Images embedded in the records are excluded; print everything else exactly as given.

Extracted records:
(begin)
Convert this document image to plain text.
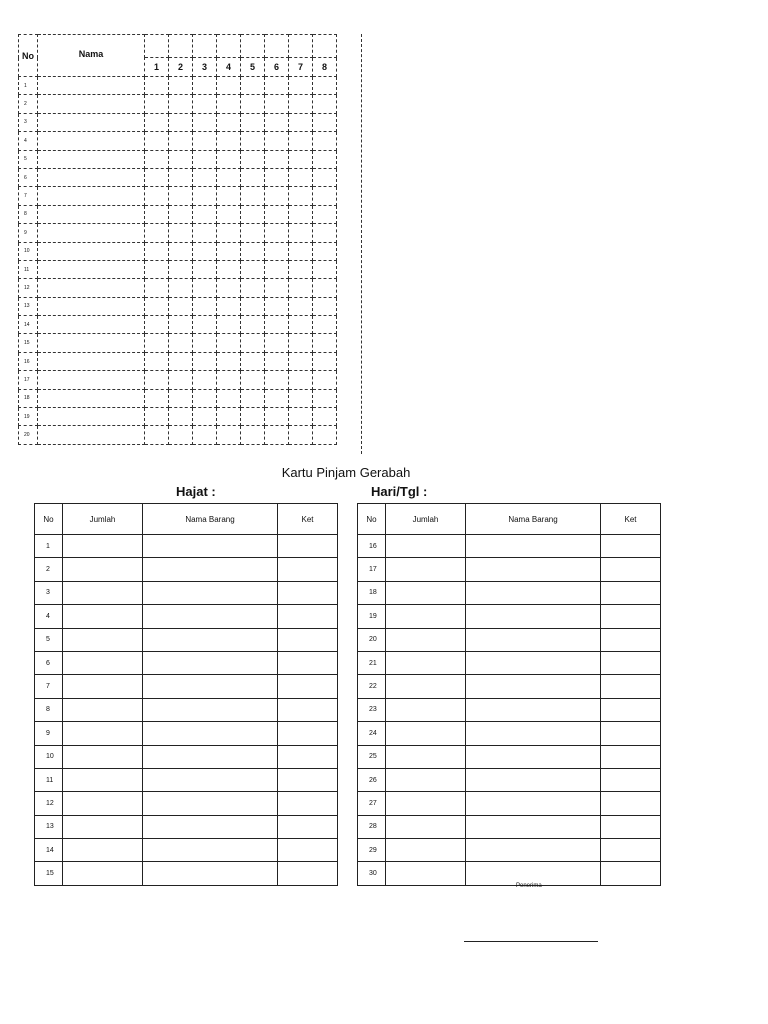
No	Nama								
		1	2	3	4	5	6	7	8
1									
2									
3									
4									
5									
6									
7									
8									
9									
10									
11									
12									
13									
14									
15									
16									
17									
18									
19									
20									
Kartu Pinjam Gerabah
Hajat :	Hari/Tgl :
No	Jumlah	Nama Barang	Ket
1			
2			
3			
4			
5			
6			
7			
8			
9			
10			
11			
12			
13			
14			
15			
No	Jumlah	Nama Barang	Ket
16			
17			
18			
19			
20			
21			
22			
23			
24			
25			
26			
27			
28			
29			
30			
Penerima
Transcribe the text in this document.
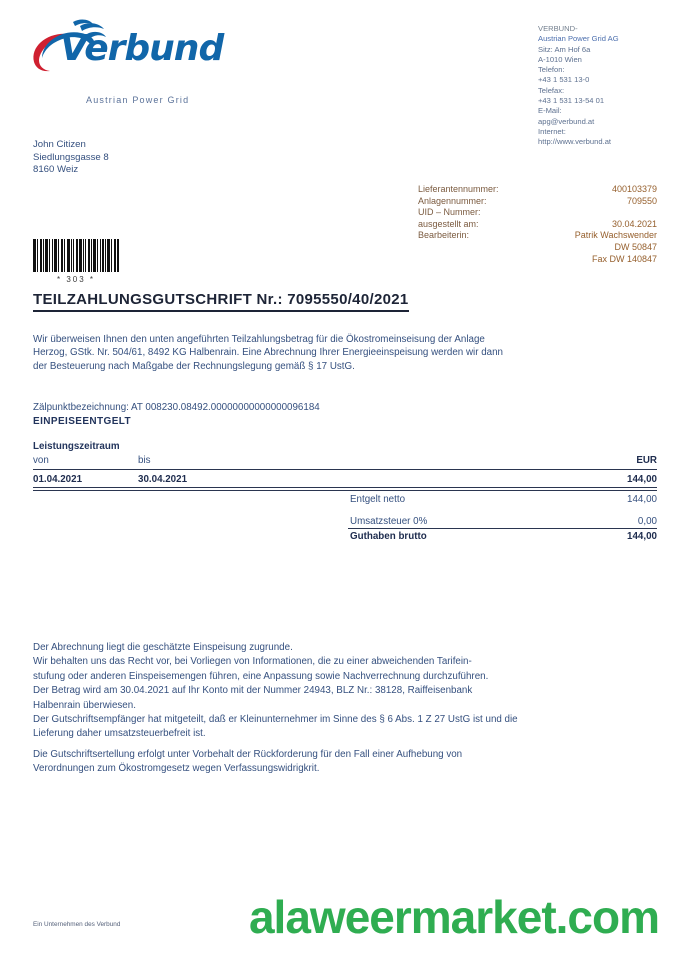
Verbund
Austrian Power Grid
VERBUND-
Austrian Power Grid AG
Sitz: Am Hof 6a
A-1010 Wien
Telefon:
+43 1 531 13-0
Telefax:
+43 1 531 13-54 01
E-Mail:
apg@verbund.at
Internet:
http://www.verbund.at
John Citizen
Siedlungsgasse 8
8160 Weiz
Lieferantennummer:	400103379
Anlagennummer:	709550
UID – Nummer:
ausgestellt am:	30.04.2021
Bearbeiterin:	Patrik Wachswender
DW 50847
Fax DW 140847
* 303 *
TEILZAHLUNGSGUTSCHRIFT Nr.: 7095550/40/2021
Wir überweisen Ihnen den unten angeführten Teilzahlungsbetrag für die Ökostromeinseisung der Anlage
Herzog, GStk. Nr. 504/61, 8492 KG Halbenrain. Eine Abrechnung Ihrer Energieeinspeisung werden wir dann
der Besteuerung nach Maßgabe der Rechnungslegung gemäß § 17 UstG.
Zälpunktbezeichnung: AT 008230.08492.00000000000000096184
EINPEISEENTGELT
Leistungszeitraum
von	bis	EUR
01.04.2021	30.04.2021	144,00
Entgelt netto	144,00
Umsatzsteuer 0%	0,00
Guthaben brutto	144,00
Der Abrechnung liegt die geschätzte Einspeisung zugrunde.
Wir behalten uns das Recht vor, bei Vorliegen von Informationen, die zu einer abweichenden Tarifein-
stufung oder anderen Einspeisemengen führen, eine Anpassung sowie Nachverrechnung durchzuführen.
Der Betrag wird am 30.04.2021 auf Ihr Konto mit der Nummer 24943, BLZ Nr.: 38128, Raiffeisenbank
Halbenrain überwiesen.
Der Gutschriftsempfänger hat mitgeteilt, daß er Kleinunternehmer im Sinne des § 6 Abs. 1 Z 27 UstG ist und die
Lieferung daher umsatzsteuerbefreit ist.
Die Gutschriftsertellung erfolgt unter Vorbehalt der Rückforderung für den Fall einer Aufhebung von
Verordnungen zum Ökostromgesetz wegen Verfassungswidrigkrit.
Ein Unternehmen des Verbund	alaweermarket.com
(end)
The response
Convert this document image to plain text.
No	Nama								
		1	2	3	4	5	6	7	8
1									
2									
3									
4									
5									
6									
7									
8									
9									
10									
11									
12									
13									
14									
15									
16									
17									
18									
19									
20									
Kartu Pinjam Gerabah
Hajat :	Hari/Tgl :
No	Jumlah	Nama Barang	Ket
1			
2			
3			
4			
5			
6			
7			
8			
9			
10			
11			
12			
13			
14			
15			
No	Jumlah	Nama Barang	Ket
16			
17			
18			
19			
20			
21			
22			
23			
24			
25			
26			
27			
28			
29			
30			
Penerima
Transcribe the text in this document.
Verbund
Austrian Power Grid
VERBUND-
Austrian Power Grid AG
Sitz: Am Hof 6a
A-1010 Wien
Telefon:
+43 1 531 13-0
Telefax:
+43 1 531 13-54 01
E-Mail:
apg@verbund.at
Internet:
http://www.verbund.at
John Citizen
Siedlungsgasse 8
8160 Weiz
Lieferantennummer:	400103379
Anlagennummer:	709550
UID – Nummer:
ausgestellt am:	30.04.2021
Bearbeiterin:	Patrik Wachswender
DW 50847
Fax DW 140847
* 303 *
TEILZAHLUNGSGUTSCHRIFT Nr.: 7095550/40/2021
Wir überweisen Ihnen den unten angeführten Teilzahlungsbetrag für die Ökostromeinseisung der Anlage
Herzog, GStk. Nr. 504/61, 8492 KG Halbenrain. Eine Abrechnung Ihrer Energieeinspeisung werden wir dann
der Besteuerung nach Maßgabe der Rechnungslegung gemäß § 17 UstG.
Zälpunktbezeichnung: AT 008230.08492.00000000000000096184
EINPEISEENTGELT
Leistungszeitraum
von	bis	EUR
01.04.2021	30.04.2021	144,00
Entgelt netto	144,00
Umsatzsteuer 0%	0,00
Guthaben brutto	144,00
Der Abrechnung liegt die geschätzte Einspeisung zugrunde.
Wir behalten uns das Recht vor, bei Vorliegen von Informationen, die zu einer abweichenden Tarifein-
stufung oder anderen Einspeisemengen führen, eine Anpassung sowie Nachverrechnung durchzuführen.
Der Betrag wird am 30.04.2021 auf Ihr Konto mit der Nummer 24943, BLZ Nr.: 38128, Raiffeisenbank
Halbenrain überwiesen.
Der Gutschriftsempfänger hat mitgeteilt, daß er Kleinunternehmer im Sinne des § 6 Abs. 1 Z 27 UstG ist und die
Lieferung daher umsatzsteuerbefreit ist.
Die Gutschriftsertellung erfolgt unter Vorbehalt der Rückforderung für den Fall einer Aufhebung von
Verordnungen zum Ökostromgesetz wegen Verfassungswidrigkrit.
Ein Unternehmen des Verbund	alaweermarket.com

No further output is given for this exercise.